I’ve taught drawing and painting for 10 years now. I’ve seen a lot of portfolios. I’ve critiqued thousands of assignments. And the problems I saw in student work back when I first started teaching are the same one’s I’m still seeing now. These are fundamental issues that don’t change with the latest version of photoshop or even what century you live in.

Before we jump in, I want to quickly mention that I’m working on a drawing basics course. It’s meant to be a new artist’s first course, to get you started doing the right things and hit the ground running. If you don’t want to miss it when it comes out, get on the newsletter.

So, here are 5 shading mistakes you’re probably making, and how to fix them.

#5 – Icing Before Cake

I meet artists all the time who are just starting out, and they’re practicing techniques and anatomy and shading details and all this really cool stuff… But it’s not making their drawings better. Why is that?

While they’re focused on all the fancy fun stuff, they’re making huge proportion mistakes, their perspective is off, and their gesture is stiff. That’s not even icing before cake, that’s icing without cake. You’ve got to build your pictures and your skills with the fundamentals first.

Each concept builds on the last. Surface stuff like anatomy, techniques and rendering details are all at the tippy-top; awesome but initially unnecessary and less important than the stuff at the bottom. You can’t shade correctly if you don’t know the simple form; you can’t draw the simple form if you don’t understand perspective; The forms don’t matter if you can’t draw a straight line, keep your proportions in check or establish a dynamic pose.

Below are some drawings I did a few years into my studies. If you think it’s really good, you’ve fallen for my tricks. At this point in my development I got good at shading. But it’s filled with structural errors. I didn’t really understand form. I just learned some effective tricks to make the drawing appear 3D. An exaggerated core shadow, some reflected light, and a bright highlight as a cherry on top. Wow, it’s so easy! But it’s all just a cheap distraction from the uninformed construction.

The icing might be the part that makes it look pretty or makes it stand out, but icing by itself is gross… It’s empty calories. Remember this every time you want to draw eyelashes before the eye socket.

#4 – Bad reference

Whoa, hold up guys, I just got tagged and I’ve got to take a selfie… let’s see… First, camera up high, very slimming. Kinda dark in here, turn flash on… Click… Alright, now I’ve got to choose a nice filter… Hmm… Tweak that a little bit… Perfect.

A photo like that is distorted and edited. It might be flattering or maybe even a good photo, but photography and drawing are two different fields. Something that makes a good photo won’t necessarily make good reference for drawing.

Drawing from bad photos is super common, and super easy to fix. I wrote a blog post about it ages ago, so you can go there for a more detailed lesson on what makes good photo reference. But to paraphrase… 

When looking for reference, look for photos with good lighting and clear shadows. This will translate into a dimensional drawing. Drawing from a flash photo with no shadows makes it much harder to define the forms in your drawing. It’s possible, I’ve done it, but it takes a trained eye and ability to use subtle halftones to define the forms. Beginners usually end up with flat, muddy looking patches of tone. If you’re just getting started, I recommend sticking to photos with lighting that clearly defines the forms.

You can find photo packs made specifically for artists that have good lighting and minimal touch-ups. I’ve got some here. In the long run, the best thing to do is learn how to take your own reference photos. And if you can draw from life instead, that’s better than any photo.

- - - - -

[Set problem 1] Beginning at the first line of the entries, write out each line verbatim and stop after the line that contains "legend-swatch bbox=[650, 70, 661, 89]".

- - - - -

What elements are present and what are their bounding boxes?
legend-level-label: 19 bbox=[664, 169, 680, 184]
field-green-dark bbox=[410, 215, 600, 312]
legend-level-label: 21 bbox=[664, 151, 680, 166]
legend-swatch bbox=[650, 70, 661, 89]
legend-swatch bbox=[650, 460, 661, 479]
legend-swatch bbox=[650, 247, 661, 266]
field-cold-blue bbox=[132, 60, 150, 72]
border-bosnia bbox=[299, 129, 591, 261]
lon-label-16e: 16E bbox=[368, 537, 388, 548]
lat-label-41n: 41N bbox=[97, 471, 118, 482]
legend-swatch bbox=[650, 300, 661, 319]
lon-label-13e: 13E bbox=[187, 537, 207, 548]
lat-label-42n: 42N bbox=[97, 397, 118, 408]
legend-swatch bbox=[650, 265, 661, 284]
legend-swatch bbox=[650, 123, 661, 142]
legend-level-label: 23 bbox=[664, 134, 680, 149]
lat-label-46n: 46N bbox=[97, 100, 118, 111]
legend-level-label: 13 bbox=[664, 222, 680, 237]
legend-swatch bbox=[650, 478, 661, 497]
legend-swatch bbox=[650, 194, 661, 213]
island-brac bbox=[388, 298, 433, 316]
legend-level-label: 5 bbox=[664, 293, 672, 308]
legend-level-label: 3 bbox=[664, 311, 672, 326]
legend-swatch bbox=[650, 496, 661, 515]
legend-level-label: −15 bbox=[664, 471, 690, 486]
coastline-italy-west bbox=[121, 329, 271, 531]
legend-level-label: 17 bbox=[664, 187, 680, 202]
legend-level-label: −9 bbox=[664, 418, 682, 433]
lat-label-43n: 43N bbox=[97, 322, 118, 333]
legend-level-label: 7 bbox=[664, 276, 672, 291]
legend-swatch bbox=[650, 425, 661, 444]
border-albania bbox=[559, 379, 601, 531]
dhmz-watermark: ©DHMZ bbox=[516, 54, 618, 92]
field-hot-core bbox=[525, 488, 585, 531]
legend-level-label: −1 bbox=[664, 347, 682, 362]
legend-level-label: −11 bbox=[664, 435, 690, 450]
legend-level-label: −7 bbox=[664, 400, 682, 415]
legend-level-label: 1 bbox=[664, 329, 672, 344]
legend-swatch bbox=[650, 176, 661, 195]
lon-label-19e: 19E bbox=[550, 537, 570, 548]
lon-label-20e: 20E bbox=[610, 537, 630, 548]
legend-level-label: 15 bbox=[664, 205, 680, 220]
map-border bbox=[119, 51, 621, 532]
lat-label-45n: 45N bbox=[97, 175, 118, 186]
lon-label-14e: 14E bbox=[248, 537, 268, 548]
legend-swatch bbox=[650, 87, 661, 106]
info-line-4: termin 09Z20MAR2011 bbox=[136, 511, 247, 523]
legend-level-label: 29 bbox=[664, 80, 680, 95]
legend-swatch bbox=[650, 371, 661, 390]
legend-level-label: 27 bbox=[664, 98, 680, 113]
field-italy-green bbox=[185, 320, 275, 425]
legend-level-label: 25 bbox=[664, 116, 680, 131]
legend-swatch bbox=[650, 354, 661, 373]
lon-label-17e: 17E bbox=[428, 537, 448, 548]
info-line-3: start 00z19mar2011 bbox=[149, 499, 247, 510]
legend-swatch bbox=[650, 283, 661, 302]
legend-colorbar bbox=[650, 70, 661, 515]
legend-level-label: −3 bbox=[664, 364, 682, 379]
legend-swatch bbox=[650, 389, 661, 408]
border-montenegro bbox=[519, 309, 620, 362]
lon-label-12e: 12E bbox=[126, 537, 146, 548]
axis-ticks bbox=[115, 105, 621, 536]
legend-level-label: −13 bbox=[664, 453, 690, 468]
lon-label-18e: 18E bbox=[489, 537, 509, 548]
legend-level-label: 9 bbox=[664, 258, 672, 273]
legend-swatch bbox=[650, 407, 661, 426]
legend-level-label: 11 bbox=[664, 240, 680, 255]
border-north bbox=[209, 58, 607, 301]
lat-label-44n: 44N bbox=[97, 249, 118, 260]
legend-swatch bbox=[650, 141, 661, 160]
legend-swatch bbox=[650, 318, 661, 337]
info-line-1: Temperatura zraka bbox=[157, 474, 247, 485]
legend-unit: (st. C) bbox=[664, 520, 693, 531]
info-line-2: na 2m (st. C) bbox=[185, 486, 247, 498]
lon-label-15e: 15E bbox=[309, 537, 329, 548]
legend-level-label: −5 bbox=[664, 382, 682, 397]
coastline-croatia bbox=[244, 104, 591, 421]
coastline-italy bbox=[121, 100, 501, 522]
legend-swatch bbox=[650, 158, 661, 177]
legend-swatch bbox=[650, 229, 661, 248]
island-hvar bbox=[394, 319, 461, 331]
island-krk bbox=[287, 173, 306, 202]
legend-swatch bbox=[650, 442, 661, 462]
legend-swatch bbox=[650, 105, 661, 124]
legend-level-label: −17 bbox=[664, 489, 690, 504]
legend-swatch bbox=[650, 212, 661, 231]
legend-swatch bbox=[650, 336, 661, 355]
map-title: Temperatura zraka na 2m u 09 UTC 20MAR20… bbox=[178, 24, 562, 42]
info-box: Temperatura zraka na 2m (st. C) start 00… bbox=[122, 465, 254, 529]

- - - - -

[Set problem 2] From the text on shading mistakes, extract the passage that begins at the words "When looking for" and ends after the words "than any photo.", copying it verbatim.

[Solution 1]
What elements are present and what are their bounding boxes?
legend-level-label: 19 bbox=[664, 169, 680, 184]
field-green-dark bbox=[410, 215, 600, 312]
legend-level-label: 21 bbox=[664, 151, 680, 166]
legend-swatch bbox=[650, 70, 661, 89]

[Solution 2]
When looking for reference, look for photos with good lighting and clear shadows. This will translate into a dimensional drawing. Drawing from a flash photo with no shadows makes it much harder to define the forms in your drawing. It’s possible, I’ve done it, but it takes a trained eye and ability to use subtle halftones to define the forms. Beginners usually end up with flat, muddy looking patches of tone. If you’re just getting started, I recommend sticking to photos with lighting that clearly defines the forms.

You can find photo packs made specifically for artists that have good lighting and minimal touch-ups. I’ve got some here. In the long run, the best thing to do is learn how to take your own reference photos. And if you can draw from life instead, that’s better than any photo.